Start of Task input

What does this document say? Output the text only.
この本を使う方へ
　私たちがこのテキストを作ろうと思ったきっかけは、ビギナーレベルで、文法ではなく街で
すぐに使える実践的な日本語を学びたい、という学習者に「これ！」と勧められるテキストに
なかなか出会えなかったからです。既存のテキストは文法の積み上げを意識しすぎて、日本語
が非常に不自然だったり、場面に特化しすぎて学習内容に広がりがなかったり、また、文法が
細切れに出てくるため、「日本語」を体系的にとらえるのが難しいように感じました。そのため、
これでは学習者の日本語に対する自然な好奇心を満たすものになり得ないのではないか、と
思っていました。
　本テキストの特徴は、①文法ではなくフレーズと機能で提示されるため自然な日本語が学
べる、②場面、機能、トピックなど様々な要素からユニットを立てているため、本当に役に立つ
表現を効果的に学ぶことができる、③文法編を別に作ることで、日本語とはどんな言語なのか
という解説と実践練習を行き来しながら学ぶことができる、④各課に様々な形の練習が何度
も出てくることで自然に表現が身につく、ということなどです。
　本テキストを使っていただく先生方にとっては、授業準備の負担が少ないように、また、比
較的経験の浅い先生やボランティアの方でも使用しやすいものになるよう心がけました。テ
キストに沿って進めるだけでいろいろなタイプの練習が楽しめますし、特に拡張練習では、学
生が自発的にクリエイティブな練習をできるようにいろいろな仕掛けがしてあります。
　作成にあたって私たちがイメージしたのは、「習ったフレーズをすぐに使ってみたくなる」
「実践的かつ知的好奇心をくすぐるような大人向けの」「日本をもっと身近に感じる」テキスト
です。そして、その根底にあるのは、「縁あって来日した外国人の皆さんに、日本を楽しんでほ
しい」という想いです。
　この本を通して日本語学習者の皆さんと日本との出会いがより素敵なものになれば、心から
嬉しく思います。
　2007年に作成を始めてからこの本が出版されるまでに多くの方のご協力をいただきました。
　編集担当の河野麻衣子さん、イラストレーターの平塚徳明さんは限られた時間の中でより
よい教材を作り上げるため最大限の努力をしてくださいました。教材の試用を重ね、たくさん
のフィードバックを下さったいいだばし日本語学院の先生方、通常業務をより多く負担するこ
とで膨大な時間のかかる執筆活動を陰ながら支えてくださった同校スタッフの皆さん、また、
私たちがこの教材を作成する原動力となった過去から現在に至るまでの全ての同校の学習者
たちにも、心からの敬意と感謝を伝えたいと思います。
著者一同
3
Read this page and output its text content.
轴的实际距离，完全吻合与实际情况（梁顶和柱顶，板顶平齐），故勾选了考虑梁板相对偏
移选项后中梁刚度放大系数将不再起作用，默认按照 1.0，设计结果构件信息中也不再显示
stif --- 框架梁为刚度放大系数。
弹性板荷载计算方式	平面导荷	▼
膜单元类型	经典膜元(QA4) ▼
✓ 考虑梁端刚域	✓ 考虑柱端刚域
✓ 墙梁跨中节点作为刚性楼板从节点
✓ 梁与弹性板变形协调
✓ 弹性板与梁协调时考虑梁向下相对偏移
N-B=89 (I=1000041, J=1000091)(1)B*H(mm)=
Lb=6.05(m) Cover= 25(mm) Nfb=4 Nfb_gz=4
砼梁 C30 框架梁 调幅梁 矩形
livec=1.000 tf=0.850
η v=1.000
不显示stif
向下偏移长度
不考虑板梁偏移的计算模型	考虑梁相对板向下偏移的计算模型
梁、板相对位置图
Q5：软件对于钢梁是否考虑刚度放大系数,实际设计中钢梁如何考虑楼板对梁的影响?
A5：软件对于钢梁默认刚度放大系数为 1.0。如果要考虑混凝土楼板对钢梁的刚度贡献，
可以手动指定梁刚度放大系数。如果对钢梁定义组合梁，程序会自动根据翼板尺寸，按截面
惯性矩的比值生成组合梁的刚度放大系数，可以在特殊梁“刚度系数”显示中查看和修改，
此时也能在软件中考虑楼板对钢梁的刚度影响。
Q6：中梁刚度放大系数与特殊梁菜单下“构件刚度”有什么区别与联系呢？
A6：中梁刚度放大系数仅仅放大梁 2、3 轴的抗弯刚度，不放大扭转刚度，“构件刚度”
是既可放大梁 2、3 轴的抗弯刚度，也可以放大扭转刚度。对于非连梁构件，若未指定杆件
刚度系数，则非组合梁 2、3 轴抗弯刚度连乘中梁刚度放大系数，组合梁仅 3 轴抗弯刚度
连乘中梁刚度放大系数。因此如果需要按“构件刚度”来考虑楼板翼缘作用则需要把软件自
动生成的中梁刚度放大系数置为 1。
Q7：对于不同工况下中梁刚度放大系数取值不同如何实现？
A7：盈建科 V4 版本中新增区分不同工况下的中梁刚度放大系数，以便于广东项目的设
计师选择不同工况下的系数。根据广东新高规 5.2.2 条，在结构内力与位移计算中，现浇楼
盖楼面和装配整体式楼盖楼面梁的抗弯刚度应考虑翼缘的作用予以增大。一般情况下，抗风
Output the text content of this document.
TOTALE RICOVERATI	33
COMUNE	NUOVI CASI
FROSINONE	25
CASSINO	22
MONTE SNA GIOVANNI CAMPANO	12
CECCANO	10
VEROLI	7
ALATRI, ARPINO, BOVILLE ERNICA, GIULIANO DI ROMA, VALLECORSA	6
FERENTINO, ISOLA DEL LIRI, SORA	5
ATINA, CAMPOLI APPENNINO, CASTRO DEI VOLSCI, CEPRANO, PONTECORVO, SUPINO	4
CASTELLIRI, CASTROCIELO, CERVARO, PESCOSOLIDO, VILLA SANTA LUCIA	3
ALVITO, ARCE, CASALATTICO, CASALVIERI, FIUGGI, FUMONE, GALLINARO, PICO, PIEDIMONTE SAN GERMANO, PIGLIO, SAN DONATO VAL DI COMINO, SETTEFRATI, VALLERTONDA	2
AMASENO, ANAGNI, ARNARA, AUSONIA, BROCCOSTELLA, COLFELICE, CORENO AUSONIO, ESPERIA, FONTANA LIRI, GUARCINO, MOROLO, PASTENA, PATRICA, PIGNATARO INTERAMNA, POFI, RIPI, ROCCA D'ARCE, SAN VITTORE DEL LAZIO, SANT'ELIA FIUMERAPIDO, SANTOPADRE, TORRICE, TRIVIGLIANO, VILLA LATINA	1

End of Task input

Answer with one number only: how many lines above contain the word "刚度系数".

- [The completed task]: 2